Extracted data entries:
# # # # # # #
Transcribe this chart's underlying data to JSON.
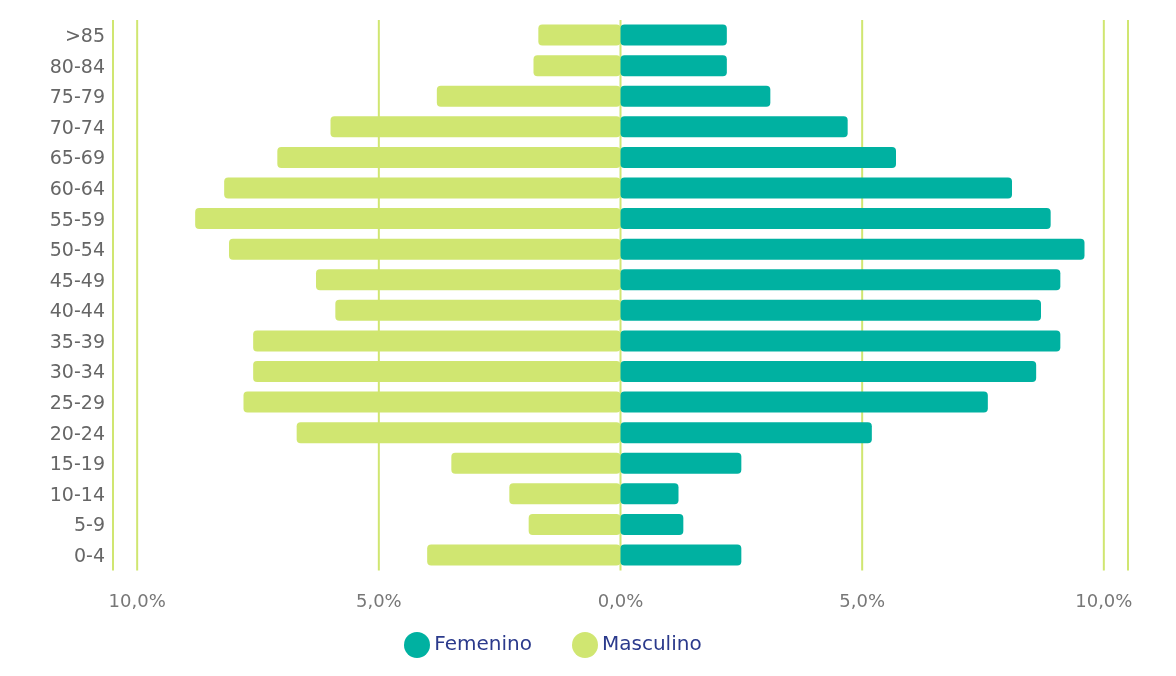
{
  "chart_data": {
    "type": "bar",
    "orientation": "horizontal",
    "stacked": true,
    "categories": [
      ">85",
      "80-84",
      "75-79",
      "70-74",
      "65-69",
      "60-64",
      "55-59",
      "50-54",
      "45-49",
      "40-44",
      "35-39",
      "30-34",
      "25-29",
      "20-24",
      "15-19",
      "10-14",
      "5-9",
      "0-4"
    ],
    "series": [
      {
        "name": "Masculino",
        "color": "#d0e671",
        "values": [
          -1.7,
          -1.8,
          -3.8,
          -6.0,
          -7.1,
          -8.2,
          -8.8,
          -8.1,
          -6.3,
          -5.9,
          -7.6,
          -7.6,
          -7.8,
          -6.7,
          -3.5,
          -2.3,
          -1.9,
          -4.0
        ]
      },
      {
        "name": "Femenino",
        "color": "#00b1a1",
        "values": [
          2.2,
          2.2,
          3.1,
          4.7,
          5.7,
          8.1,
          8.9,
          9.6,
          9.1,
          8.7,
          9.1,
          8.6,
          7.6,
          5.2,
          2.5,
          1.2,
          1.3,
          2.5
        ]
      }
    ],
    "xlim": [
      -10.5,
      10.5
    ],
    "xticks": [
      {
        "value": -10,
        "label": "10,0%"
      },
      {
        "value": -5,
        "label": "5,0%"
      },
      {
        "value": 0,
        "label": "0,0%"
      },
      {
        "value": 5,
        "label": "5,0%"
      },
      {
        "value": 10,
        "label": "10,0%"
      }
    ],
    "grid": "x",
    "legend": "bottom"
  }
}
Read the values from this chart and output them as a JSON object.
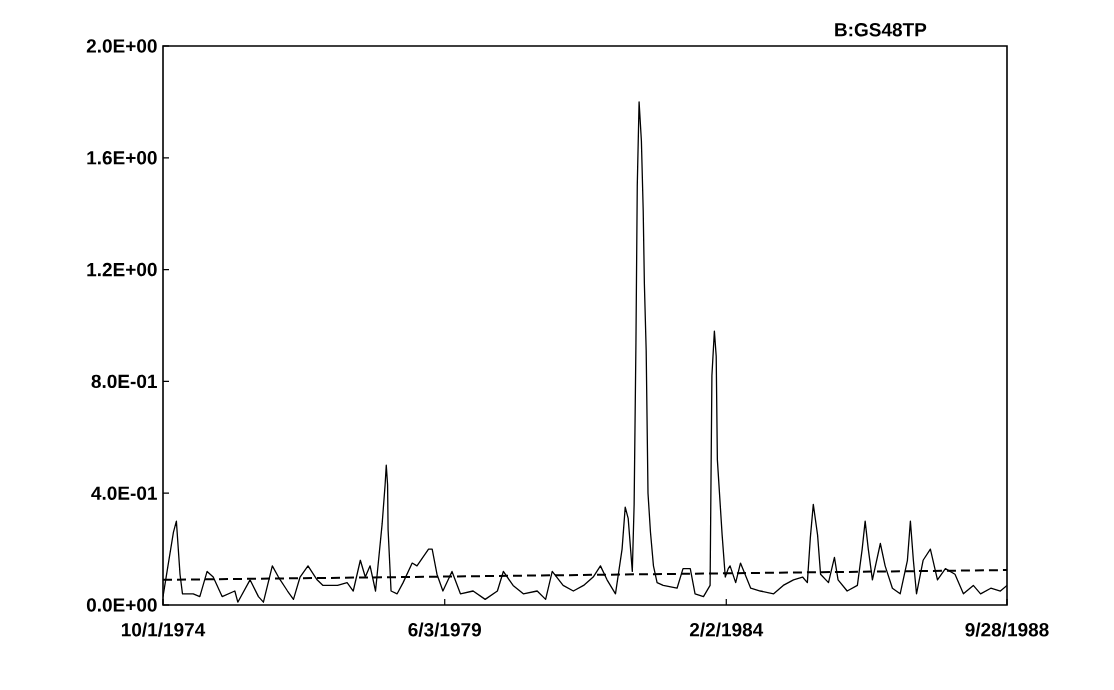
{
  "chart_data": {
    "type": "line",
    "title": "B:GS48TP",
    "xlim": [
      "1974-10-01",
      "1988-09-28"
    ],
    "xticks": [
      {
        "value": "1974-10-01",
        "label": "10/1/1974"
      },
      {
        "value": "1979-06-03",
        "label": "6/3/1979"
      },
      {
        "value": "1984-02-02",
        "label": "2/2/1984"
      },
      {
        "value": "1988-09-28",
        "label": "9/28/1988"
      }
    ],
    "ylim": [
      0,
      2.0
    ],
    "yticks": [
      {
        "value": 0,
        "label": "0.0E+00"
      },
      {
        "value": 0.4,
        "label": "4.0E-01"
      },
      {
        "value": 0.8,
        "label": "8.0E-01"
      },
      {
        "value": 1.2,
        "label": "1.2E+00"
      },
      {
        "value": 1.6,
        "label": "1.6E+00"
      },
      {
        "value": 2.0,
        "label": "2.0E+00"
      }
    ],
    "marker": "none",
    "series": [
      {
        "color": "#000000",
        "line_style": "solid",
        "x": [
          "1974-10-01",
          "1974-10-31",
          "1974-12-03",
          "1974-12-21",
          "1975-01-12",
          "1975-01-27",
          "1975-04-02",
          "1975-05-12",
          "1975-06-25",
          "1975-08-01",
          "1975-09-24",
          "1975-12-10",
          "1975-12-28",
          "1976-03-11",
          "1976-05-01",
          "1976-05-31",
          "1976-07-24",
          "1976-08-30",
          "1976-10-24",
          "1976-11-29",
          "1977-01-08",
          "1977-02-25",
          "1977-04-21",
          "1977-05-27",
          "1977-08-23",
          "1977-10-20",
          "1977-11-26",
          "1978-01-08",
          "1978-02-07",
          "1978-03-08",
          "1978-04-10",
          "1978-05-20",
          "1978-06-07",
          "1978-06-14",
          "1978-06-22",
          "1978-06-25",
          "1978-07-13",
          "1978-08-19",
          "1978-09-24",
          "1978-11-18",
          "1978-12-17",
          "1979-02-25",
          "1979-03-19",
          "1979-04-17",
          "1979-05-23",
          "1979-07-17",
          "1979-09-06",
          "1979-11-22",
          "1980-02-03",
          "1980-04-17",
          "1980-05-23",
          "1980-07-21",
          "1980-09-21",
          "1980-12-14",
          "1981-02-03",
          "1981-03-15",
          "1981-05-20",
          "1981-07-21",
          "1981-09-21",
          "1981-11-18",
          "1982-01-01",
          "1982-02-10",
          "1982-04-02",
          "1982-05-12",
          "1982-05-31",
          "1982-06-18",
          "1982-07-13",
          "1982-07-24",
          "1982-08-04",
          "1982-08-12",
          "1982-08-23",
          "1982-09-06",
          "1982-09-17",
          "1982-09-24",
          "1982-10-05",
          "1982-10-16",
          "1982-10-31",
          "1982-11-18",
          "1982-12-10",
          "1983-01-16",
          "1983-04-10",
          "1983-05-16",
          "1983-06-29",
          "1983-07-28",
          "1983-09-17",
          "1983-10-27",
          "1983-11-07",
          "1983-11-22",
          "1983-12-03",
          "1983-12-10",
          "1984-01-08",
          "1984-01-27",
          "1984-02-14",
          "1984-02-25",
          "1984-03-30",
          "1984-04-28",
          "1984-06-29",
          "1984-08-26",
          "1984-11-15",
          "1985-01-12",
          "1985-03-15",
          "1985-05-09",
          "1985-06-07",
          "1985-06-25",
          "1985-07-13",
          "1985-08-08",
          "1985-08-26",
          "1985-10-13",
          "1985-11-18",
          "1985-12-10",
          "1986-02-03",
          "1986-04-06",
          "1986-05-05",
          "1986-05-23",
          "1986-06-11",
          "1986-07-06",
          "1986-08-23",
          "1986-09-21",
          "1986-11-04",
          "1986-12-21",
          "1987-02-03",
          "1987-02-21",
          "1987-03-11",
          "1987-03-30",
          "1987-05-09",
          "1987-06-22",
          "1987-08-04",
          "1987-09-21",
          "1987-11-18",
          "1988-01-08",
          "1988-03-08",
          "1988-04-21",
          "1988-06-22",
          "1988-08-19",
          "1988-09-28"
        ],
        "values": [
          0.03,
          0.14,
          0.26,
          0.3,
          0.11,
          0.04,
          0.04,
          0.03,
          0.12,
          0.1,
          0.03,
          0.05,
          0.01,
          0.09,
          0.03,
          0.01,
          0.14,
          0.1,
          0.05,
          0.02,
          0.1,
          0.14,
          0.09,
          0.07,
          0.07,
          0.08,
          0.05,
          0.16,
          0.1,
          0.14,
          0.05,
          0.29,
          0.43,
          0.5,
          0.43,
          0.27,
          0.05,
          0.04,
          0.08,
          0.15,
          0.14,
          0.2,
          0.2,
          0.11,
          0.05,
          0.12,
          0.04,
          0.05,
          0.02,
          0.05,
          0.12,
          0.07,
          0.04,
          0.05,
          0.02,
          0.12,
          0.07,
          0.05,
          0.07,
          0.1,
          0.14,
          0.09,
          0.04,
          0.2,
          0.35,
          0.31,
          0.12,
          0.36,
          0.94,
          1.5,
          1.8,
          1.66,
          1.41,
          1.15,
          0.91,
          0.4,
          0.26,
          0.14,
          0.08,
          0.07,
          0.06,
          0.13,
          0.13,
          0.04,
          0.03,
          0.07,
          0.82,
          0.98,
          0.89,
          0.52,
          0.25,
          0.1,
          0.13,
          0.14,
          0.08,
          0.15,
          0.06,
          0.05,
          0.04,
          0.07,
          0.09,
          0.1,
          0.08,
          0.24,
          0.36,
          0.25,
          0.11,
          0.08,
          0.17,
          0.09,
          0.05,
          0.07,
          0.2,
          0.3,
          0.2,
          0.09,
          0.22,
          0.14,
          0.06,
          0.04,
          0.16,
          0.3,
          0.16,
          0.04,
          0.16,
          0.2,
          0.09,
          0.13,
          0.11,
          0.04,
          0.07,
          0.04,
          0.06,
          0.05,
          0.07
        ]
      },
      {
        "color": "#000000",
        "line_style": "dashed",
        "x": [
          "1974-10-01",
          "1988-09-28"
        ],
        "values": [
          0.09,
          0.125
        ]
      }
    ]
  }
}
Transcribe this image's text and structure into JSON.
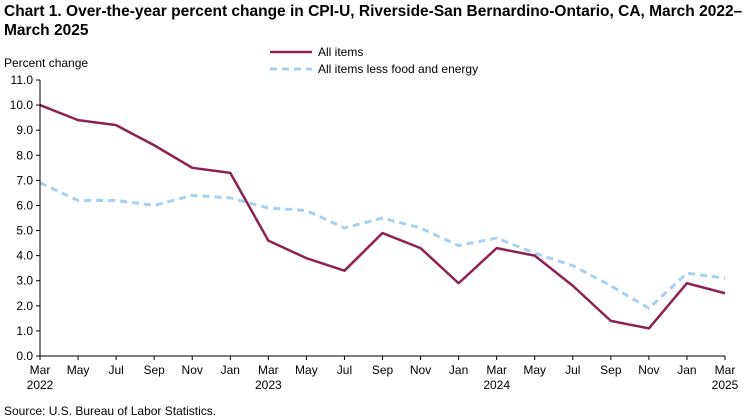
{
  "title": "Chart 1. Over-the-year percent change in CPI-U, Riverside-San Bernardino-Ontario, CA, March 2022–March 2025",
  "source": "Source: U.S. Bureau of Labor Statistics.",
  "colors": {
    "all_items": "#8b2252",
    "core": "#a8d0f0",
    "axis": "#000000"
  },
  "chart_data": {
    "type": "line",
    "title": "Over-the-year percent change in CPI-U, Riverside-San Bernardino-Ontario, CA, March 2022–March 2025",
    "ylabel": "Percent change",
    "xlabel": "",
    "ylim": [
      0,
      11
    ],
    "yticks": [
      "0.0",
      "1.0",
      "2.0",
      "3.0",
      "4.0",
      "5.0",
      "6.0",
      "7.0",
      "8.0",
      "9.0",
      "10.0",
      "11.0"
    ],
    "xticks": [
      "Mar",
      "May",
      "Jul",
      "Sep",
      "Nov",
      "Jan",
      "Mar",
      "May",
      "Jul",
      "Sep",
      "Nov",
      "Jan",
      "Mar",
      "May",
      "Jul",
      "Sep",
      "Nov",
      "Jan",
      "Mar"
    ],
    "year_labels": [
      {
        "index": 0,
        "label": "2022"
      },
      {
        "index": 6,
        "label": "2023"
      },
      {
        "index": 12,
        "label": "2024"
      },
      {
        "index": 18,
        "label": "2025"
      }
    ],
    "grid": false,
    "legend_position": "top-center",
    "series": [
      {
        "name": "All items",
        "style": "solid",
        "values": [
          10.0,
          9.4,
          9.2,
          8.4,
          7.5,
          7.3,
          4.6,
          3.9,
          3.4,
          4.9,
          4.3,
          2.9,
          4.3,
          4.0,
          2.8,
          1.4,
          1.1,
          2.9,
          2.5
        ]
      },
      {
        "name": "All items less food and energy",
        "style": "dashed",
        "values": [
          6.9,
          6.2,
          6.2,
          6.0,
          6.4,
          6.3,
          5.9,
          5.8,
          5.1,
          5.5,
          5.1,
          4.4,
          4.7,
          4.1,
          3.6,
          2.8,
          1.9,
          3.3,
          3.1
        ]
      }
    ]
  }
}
# # # # # # #
Problem details = Check each line of the records above for "Over", and copy those that have it.

Completed task =
  "title": "Chart 1. Over-the-year percent change in CPI-U, Riverside-San Bernardino-Ontario, CA, March 2022–March 2025",
    "title": "Over-the-year percent change in CPI-U, Riverside-San Bernardino-Ontario, CA, March 2022–March 2025",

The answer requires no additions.